▸ **EXERCISE AIM**:
Lines that contain the string "准考证号" are to be copied; leave out all others.

▸ **DATASET**:

=====

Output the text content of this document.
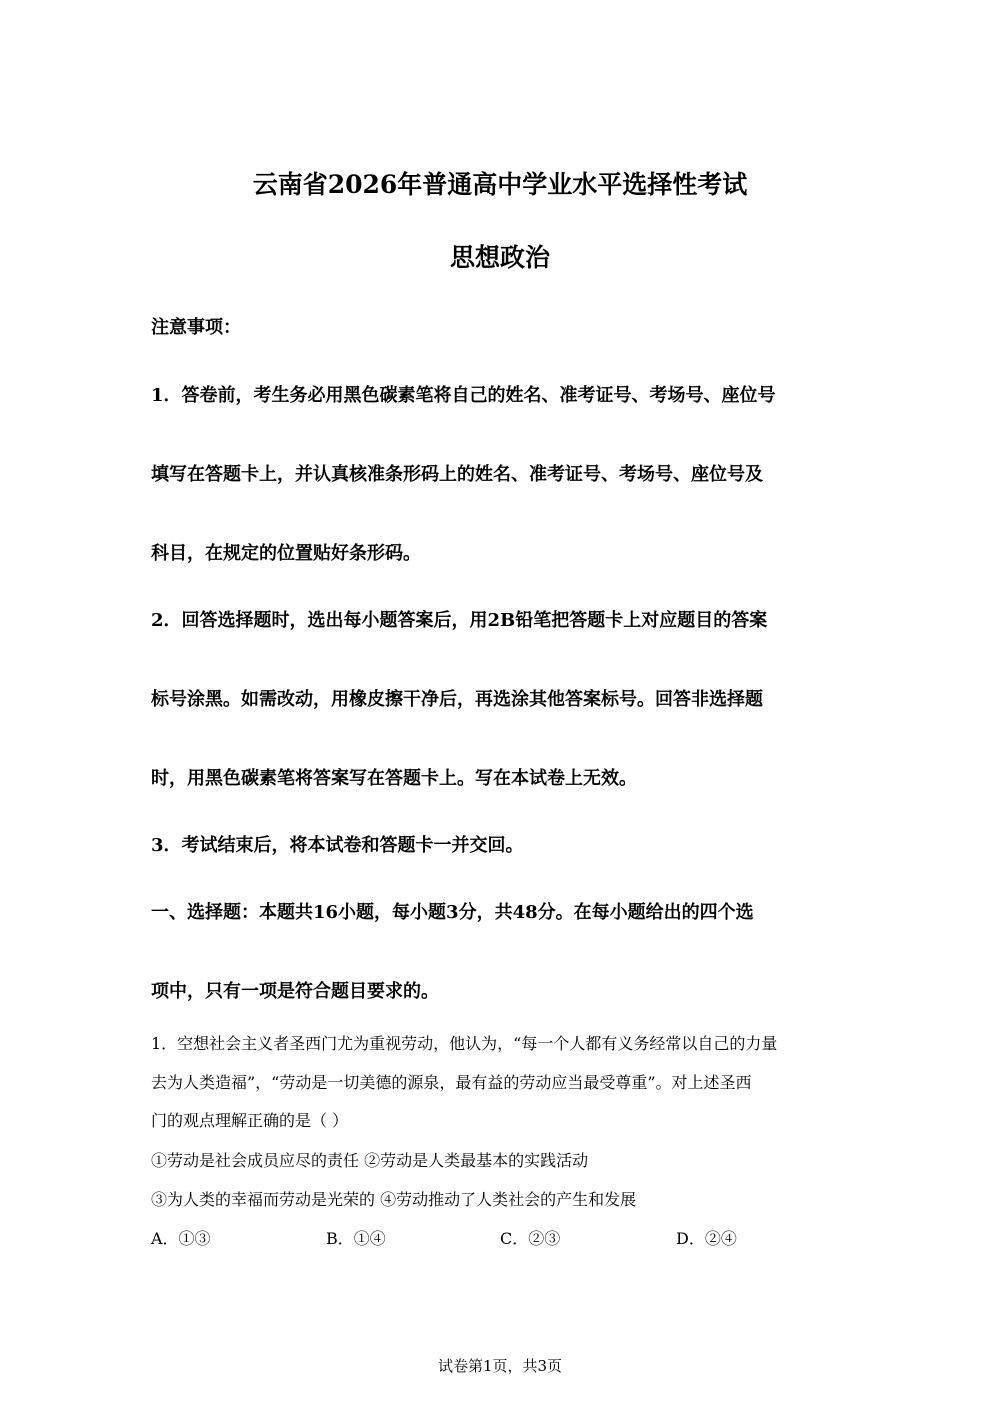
云南省2026年普通高中学业水平选择性考试
思想政治
注意事项：
1．答卷前，考生务必用黑色碳素笔将自己的姓名、准考证号、考场号、座位号
填写在答题卡上，并认真核准条形码上的姓名、准考证号、考场号、座位号及
科目，在规定的位置贴好条形码。
2．回答选择题时，选出每小题答案后，用2B铅笔把答题卡上对应题目的答案
标号涂黑。如需改动，用橡皮擦干净后，再选涂其他答案标号。回答非选择题
时，用黑色碳素笔将答案写在答题卡上。写在本试卷上无效。
3．考试结束后，将本试卷和答题卡一并交回。
一、选择题：本题共16小题，每小题3分，共48分。在每小题给出的四个选
项中，只有一项是符合题目要求的。
1．空想社会主义者圣西门尤为重视劳动，他认为，“每一个人都有义务经常以自己的力量
去为人类造福”，“劳动是一切美德的源泉，最有益的劳动应当最受尊重”。对上述圣西
门的观点理解正确的是（ ）
①劳动是社会成员应尽的责任 ②劳动是人类最基本的实践活动
③为人类的幸福而劳动是光荣的 ④劳动推动了人类社会的产生和发展
A．①③	B．①④	C．②③	D．②④
试卷第1页，共3页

=====

▸ **OUTPUT OF THE EXERCISE**:
1．答卷前，考生务必用黑色碳素笔将自己的姓名、准考证号、考场号、座位号
填写在答题卡上，并认真核准条形码上的姓名、准考证号、考场号、座位号及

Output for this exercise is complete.